## begin DATA LINES
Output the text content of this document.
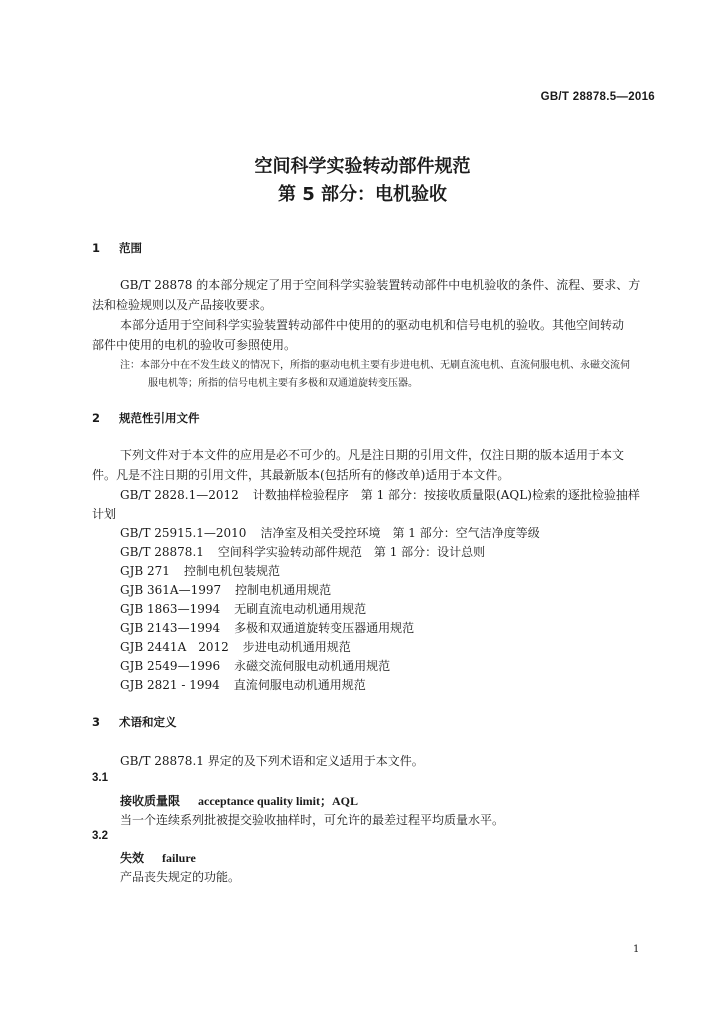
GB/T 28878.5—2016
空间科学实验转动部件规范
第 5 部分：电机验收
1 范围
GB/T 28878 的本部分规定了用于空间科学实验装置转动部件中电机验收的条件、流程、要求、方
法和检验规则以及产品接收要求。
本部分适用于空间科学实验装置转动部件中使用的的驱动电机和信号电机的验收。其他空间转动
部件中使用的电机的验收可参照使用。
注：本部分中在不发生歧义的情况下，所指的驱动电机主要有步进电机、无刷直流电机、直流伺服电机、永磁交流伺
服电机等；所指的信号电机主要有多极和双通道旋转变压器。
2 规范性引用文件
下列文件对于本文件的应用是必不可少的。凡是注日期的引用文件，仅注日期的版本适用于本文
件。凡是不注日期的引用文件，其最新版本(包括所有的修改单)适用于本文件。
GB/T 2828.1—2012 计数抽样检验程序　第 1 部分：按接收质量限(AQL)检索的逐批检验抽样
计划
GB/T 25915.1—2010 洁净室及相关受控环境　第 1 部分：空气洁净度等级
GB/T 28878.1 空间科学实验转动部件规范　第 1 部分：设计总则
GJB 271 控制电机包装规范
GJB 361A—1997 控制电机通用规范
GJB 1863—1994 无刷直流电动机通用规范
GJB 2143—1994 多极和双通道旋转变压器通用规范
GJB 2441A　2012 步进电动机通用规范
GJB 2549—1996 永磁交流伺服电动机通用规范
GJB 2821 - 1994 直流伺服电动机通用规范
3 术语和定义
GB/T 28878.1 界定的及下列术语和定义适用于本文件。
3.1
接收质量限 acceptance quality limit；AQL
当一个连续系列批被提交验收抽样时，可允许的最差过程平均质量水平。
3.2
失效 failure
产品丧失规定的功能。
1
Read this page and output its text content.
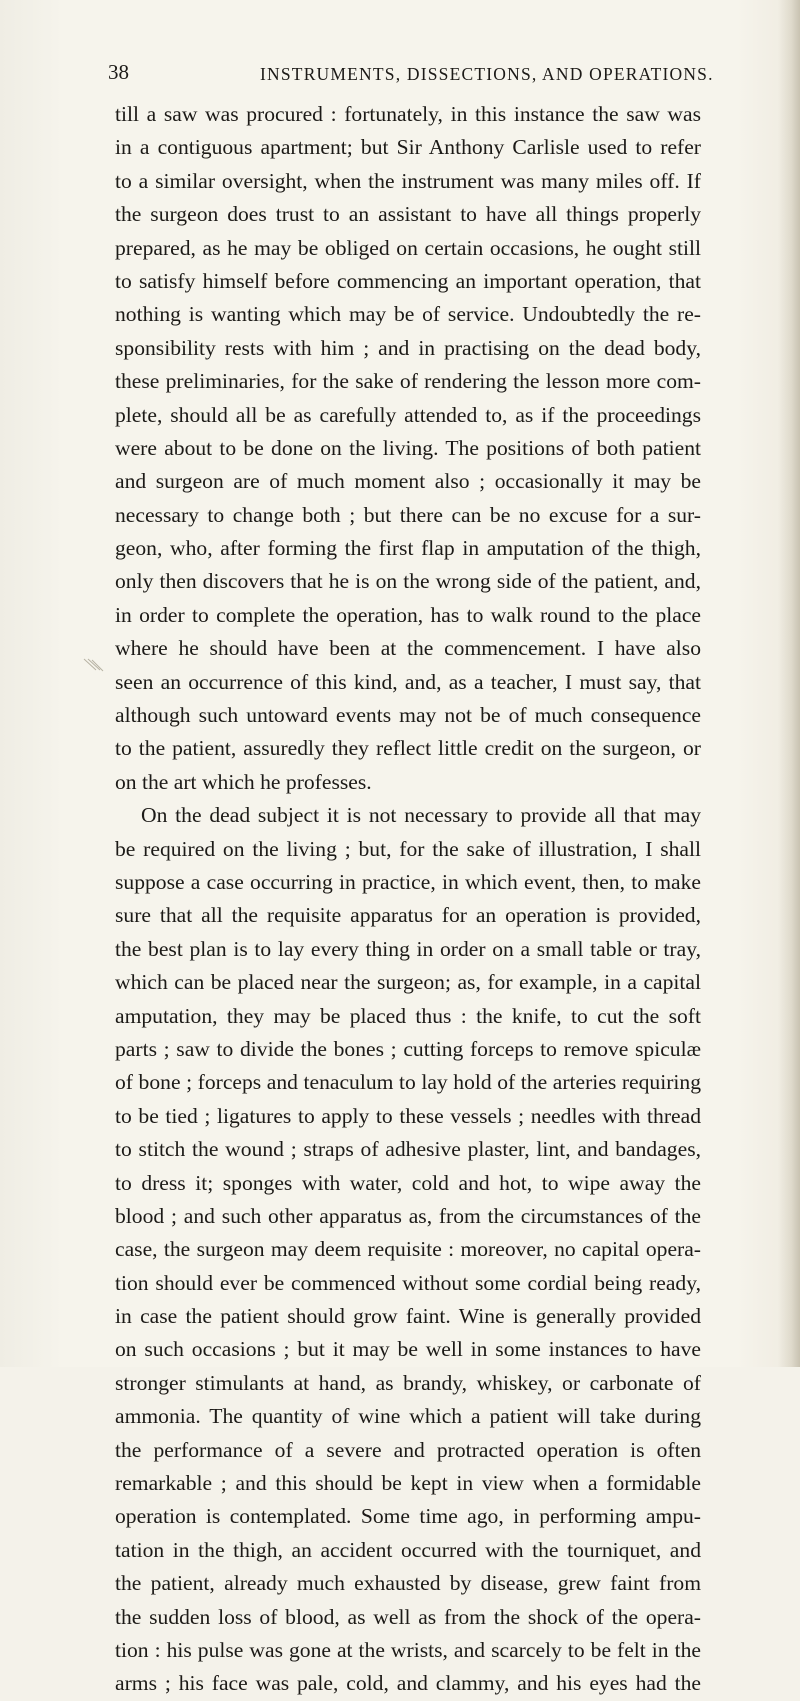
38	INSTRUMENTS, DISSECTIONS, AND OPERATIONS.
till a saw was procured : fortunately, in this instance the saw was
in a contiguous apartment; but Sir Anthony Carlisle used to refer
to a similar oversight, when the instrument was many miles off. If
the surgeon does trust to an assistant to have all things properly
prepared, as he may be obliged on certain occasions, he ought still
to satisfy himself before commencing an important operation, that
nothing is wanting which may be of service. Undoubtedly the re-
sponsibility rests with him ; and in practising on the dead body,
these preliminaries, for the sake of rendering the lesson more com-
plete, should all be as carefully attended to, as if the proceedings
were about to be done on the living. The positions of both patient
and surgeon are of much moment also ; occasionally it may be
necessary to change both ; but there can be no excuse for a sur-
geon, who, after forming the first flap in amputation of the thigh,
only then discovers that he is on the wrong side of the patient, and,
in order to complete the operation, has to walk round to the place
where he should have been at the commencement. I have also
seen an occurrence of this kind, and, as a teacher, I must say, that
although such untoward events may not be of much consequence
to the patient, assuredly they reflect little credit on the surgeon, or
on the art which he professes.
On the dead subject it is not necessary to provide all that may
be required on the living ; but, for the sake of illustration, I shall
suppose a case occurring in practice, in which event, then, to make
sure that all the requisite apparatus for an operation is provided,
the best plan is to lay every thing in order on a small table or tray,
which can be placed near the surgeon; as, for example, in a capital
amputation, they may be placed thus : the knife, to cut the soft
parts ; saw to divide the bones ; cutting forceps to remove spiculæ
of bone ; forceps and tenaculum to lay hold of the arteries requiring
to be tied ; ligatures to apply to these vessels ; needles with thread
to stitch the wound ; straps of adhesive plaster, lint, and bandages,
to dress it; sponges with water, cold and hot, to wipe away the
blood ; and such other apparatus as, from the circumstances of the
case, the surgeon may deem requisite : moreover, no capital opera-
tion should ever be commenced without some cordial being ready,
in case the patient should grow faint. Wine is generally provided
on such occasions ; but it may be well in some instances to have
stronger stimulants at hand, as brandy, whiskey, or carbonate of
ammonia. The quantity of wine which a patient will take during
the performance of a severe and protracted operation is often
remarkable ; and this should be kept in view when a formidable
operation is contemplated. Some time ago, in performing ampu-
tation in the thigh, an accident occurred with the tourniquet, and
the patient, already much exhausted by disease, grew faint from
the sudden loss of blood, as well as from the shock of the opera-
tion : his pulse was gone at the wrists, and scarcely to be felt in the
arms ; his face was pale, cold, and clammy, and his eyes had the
## end DATA LINES
## begin DATA LINES
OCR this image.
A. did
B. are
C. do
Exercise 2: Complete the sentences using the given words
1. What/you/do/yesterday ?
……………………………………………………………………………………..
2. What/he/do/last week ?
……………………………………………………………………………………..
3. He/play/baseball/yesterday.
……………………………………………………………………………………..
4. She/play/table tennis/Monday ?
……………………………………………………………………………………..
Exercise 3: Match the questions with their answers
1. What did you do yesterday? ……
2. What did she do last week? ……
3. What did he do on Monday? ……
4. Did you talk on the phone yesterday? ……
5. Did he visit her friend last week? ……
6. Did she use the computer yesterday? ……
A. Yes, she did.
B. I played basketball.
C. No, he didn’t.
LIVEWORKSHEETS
## end DATA LINES
§ EXERCISE DIRECTIONS:
Reproduce each line from the records that contains the word "faint".

§ THE ANSWER:
in case the patient should grow faint. Wine is generally provided
the patient, already much exhausted by disease, grew faint from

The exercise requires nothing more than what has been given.